- **Challenge**
Please repeat all of the lines that follow, exactly as written.

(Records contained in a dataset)
BEGIN
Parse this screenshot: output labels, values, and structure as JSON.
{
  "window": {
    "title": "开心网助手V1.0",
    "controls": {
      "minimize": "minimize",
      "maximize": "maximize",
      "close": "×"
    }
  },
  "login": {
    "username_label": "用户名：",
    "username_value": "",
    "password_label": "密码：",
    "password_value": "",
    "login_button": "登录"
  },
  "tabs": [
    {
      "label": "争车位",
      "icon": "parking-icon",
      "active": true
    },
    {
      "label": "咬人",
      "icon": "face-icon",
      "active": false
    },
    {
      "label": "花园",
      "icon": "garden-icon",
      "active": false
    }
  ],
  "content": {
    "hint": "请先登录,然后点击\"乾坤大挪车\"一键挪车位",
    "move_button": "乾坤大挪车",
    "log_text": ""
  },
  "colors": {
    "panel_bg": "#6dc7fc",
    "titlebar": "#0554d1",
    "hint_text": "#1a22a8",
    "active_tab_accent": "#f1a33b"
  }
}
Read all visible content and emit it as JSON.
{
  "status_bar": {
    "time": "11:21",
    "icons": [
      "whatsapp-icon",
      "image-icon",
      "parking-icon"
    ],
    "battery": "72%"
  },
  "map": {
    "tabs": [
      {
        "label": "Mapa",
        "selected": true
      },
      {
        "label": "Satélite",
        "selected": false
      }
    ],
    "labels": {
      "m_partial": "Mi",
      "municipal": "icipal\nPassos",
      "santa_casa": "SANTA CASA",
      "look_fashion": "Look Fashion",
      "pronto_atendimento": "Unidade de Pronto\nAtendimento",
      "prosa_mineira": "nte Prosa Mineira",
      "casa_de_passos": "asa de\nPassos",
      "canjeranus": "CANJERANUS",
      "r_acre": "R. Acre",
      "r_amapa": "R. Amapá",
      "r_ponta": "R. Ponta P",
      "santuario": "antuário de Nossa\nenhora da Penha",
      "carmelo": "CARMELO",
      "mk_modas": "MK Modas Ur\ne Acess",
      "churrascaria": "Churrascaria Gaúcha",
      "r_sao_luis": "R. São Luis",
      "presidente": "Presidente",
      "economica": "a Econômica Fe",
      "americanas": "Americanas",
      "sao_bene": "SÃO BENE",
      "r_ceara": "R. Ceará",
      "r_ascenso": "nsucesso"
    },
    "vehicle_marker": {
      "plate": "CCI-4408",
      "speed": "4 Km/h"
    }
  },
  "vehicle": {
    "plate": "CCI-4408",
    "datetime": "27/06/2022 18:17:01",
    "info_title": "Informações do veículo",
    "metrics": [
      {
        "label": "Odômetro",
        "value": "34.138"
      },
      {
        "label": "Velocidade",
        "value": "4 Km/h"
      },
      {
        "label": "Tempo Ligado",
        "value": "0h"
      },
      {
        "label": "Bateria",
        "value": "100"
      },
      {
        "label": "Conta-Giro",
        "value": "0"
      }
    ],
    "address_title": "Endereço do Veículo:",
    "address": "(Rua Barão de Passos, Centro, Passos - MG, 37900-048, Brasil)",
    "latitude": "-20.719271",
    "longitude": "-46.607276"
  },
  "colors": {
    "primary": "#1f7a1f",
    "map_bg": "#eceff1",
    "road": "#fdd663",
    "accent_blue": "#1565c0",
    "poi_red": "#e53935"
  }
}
END
- **Task solution**
Parse this screenshot: output labels, values, and structure as JSON.
{
  "window": {
    "title": "开心网助手V1.0",
    "controls": {
      "minimize": "minimize",
      "maximize": "maximize",
      "close": "×"
    }
  },
  "login": {
    "username_label": "用户名：",
    "username_value": "",
    "password_label": "密码：",
    "password_value": "",
    "login_button": "登录"
  },
  "tabs": [
    {
      "label": "争车位",
      "icon": "parking-icon",
      "active": true
    },
    {
      "label": "咬人",
      "icon": "face-icon",
      "active": false
    },
    {
      "label": "花园",
      "icon": "garden-icon",
      "active": false
    }
  ],
  "content": {
    "hint": "请先登录,然后点击\"乾坤大挪车\"一键挪车位",
    "move_button": "乾坤大挪车",
    "log_text": ""
  },
  "colors": {
    "panel_bg": "#6dc7fc",
    "titlebar": "#0554d1",
    "hint_text": "#1a22a8",
    "active_tab_accent": "#f1a33b"
  }
}
Read all visible content and emit it as JSON.
{
  "status_bar": {
    "time": "11:21",
    "icons": [
      "whatsapp-icon",
      "image-icon",
      "parking-icon"
    ],
    "battery": "72%"
  },
  "map": {
    "tabs": [
      {
        "label": "Mapa",
        "selected": true
      },
      {
        "label": "Satélite",
        "selected": false
      }
    ],
    "labels": {
      "m_partial": "Mi",
      "municipal": "icipal\nPassos",
      "santa_casa": "SANTA CASA",
      "look_fashion": "Look Fashion",
      "pronto_atendimento": "Unidade de Pronto\nAtendimento",
      "prosa_mineira": "nte Prosa Mineira",
      "casa_de_passos": "asa de\nPassos",
      "canjeranus": "CANJERANUS",
      "r_acre": "R. Acre",
      "r_amapa": "R. Amapá",
      "r_ponta": "R. Ponta P",
      "santuario": "antuário de Nossa\nenhora da Penha",
      "carmelo": "CARMELO",
      "mk_modas": "MK Modas Ur\ne Acess",
      "churrascaria": "Churrascaria Gaúcha",
      "r_sao_luis": "R. São Luis",
      "presidente": "Presidente",
      "economica": "a Econômica Fe",
      "americanas": "Americanas",
      "sao_bene": "SÃO BENE",
      "r_ceara": "R. Ceará",
      "r_ascenso": "nsucesso"
    },
    "vehicle_marker": {
      "plate": "CCI-4408",
      "speed": "4 Km/h"
    }
  },
  "vehicle": {
    "plate": "CCI-4408",
    "datetime": "27/06/2022 18:17:01",
    "info_title": "Informações do veículo",
    "metrics": [
      {
        "label": "Odômetro",
        "value": "34.138"
      },
      {
        "label": "Velocidade",
        "value": "4 Km/h"
      },
      {
        "label": "Tempo Ligado",
        "value": "0h"
      },
      {
        "label": "Bateria",
        "value": "100"
      },
      {
        "label": "Conta-Giro",
        "value": "0"
      }
    ],
    "address_title": "Endereço do Veículo:",
    "address": "(Rua Barão de Passos, Centro, Passos - MG, 37900-048, Brasil)",
    "latitude": "-20.719271",
    "longitude": "-46.607276"
  },
  "colors": {
    "primary": "#1f7a1f",
    "map_bg": "#eceff1",
    "road": "#fdd663",
    "accent_blue": "#1565c0",
    "poi_red": "#e53935"
  }
}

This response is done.